=== TO DO ===
Repeat the entire listing exactly.

=== RECORDS SUPPLIED ===
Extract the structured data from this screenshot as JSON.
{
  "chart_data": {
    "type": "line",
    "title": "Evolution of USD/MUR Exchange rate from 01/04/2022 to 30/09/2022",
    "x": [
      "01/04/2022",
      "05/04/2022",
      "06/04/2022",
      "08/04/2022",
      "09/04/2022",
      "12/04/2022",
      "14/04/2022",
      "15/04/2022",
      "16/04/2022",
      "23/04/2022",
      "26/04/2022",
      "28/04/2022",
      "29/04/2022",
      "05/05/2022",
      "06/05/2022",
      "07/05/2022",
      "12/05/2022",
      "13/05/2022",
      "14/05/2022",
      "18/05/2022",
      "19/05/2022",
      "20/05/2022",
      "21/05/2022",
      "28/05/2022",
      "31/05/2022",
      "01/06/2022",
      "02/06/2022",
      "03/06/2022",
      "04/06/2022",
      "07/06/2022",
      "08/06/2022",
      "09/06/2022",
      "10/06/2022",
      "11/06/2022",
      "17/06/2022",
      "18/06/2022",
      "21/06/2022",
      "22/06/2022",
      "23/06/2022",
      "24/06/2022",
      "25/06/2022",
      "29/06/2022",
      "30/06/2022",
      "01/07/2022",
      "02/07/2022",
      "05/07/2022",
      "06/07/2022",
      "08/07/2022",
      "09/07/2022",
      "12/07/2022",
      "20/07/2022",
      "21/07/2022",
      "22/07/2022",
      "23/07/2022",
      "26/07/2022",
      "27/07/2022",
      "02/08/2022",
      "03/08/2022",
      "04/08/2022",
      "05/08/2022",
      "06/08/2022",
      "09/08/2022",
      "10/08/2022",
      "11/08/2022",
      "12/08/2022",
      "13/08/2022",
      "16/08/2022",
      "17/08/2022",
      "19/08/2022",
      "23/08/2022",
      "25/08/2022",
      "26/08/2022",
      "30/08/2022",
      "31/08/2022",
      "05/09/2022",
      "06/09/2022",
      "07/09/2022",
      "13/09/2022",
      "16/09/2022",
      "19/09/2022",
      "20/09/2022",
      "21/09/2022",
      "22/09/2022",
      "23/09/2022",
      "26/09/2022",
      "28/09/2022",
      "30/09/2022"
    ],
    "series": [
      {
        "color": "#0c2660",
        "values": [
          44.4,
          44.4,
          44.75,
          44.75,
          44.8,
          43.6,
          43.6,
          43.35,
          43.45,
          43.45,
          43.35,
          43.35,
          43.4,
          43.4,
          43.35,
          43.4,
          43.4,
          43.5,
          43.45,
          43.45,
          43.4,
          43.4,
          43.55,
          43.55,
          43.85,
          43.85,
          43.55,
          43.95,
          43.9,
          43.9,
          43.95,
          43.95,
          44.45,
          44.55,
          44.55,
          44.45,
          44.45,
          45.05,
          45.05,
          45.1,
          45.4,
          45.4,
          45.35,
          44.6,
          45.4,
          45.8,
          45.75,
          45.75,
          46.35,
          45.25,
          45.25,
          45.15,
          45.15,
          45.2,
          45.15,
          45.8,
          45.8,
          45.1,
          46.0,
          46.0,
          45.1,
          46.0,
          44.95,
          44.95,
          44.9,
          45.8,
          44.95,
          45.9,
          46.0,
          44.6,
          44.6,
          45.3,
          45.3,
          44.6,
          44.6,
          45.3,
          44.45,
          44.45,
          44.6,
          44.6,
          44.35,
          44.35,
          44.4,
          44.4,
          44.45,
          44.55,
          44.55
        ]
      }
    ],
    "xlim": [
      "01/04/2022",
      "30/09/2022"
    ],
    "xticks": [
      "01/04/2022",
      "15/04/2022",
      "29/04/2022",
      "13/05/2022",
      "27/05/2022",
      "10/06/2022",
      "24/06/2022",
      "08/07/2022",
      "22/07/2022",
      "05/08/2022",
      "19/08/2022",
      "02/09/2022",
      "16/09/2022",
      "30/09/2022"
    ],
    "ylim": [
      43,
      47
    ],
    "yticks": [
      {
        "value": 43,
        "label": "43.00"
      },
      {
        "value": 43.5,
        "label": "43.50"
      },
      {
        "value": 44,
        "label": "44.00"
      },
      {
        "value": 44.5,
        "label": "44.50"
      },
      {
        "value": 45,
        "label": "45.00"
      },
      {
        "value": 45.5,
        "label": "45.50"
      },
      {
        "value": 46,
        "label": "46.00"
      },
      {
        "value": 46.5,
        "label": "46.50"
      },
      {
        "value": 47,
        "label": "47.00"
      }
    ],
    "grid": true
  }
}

=== WRITTEN ANSWER ===
Extract the structured data from this screenshot as JSON.
{
  "chart_data": {
    "type": "line",
    "title": "Evolution of USD/MUR Exchange rate from 01/04/2022 to 30/09/2022",
    "x": [
      "01/04/2022",
      "05/04/2022",
      "06/04/2022",
      "08/04/2022",
      "09/04/2022",
      "12/04/2022",
      "14/04/2022",
      "15/04/2022",
      "16/04/2022",
      "23/04/2022",
      "26/04/2022",
      "28/04/2022",
      "29/04/2022",
      "05/05/2022",
      "06/05/2022",
      "07/05/2022",
      "12/05/2022",
      "13/05/2022",
      "14/05/2022",
      "18/05/2022",
      "19/05/2022",
      "20/05/2022",
      "21/05/2022",
      "28/05/2022",
      "31/05/2022",
      "01/06/2022",
      "02/06/2022",
      "03/06/2022",
      "04/06/2022",
      "07/06/2022",
      "08/06/2022",
      "09/06/2022",
      "10/06/2022",
      "11/06/2022",
      "17/06/2022",
      "18/06/2022",
      "21/06/2022",
      "22/06/2022",
      "23/06/2022",
      "24/06/2022",
      "25/06/2022",
      "29/06/2022",
      "30/06/2022",
      "01/07/2022",
      "02/07/2022",
      "05/07/2022",
      "06/07/2022",
      "08/07/2022",
      "09/07/2022",
      "12/07/2022",
      "20/07/2022",
      "21/07/2022",
      "22/07/2022",
      "23/07/2022",
      "26/07/2022",
      "27/07/2022",
      "02/08/2022",
      "03/08/2022",
      "04/08/2022",
      "05/08/2022",
      "06/08/2022",
      "09/08/2022",
      "10/08/2022",
      "11/08/2022",
      "12/08/2022",
      "13/08/2022",
      "16/08/2022",
      "17/08/2022",
      "19/08/2022",
      "23/08/2022",
      "25/08/2022",
      "26/08/2022",
      "30/08/2022",
      "31/08/2022",
      "05/09/2022",
      "06/09/2022",
      "07/09/2022",
      "13/09/2022",
      "16/09/2022",
      "19/09/2022",
      "20/09/2022",
      "21/09/2022",
      "22/09/2022",
      "23/09/2022",
      "26/09/2022",
      "28/09/2022",
      "30/09/2022"
    ],
    "series": [
      {
        "color": "#0c2660",
        "values": [
          44.4,
          44.4,
          44.75,
          44.75,
          44.8,
          43.6,
          43.6,
          43.35,
          43.45,
          43.45,
          43.35,
          43.35,
          43.4,
          43.4,
          43.35,
          43.4,
          43.4,
          43.5,
          43.45,
          43.45,
          43.4,
          43.4,
          43.55,
          43.55,
          43.85,
          43.85,
          43.55,
          43.95,
          43.9,
          43.9,
          43.95,
          43.95,
          44.45,
          44.55,
          44.55,
          44.45,
          44.45,
          45.05,
          45.05,
          45.1,
          45.4,
          45.4,
          45.35,
          44.6,
          45.4,
          45.8,
          45.75,
          45.75,
          46.35,
          45.25,
          45.25,
          45.15,
          45.15,
          45.2,
          45.15,
          45.8,
          45.8,
          45.1,
          46.0,
          46.0,
          45.1,
          46.0,
          44.95,
          44.95,
          44.9,
          45.8,
          44.95,
          45.9,
          46.0,
          44.6,
          44.6,
          45.3,
          45.3,
          44.6,
          44.6,
          45.3,
          44.45,
          44.45,
          44.6,
          44.6,
          44.35,
          44.35,
          44.4,
          44.4,
          44.45,
          44.55,
          44.55
        ]
      }
    ],
    "xlim": [
      "01/04/2022",
      "30/09/2022"
    ],
    "xticks": [
      "01/04/2022",
      "15/04/2022",
      "29/04/2022",
      "13/05/2022",
      "27/05/2022",
      "10/06/2022",
      "24/06/2022",
      "08/07/2022",
      "22/07/2022",
      "05/08/2022",
      "19/08/2022",
      "02/09/2022",
      "16/09/2022",
      "30/09/2022"
    ],
    "ylim": [
      43,
      47
    ],
    "yticks": [
      {
        "value": 43,
        "label": "43.00"
      },
      {
        "value": 43.5,
        "label": "43.50"
      },
      {
        "value": 44,
        "label": "44.00"
      },
      {
        "value": 44.5,
        "label": "44.50"
      },
      {
        "value": 45,
        "label": "45.00"
      },
      {
        "value": 45.5,
        "label": "45.50"
      },
      {
        "value": 46,
        "label": "46.00"
      },
      {
        "value": 46.5,
        "label": "46.50"
      },
      {
        "value": 47,
        "label": "47.00"
      }
    ],
    "grid": true
  }
}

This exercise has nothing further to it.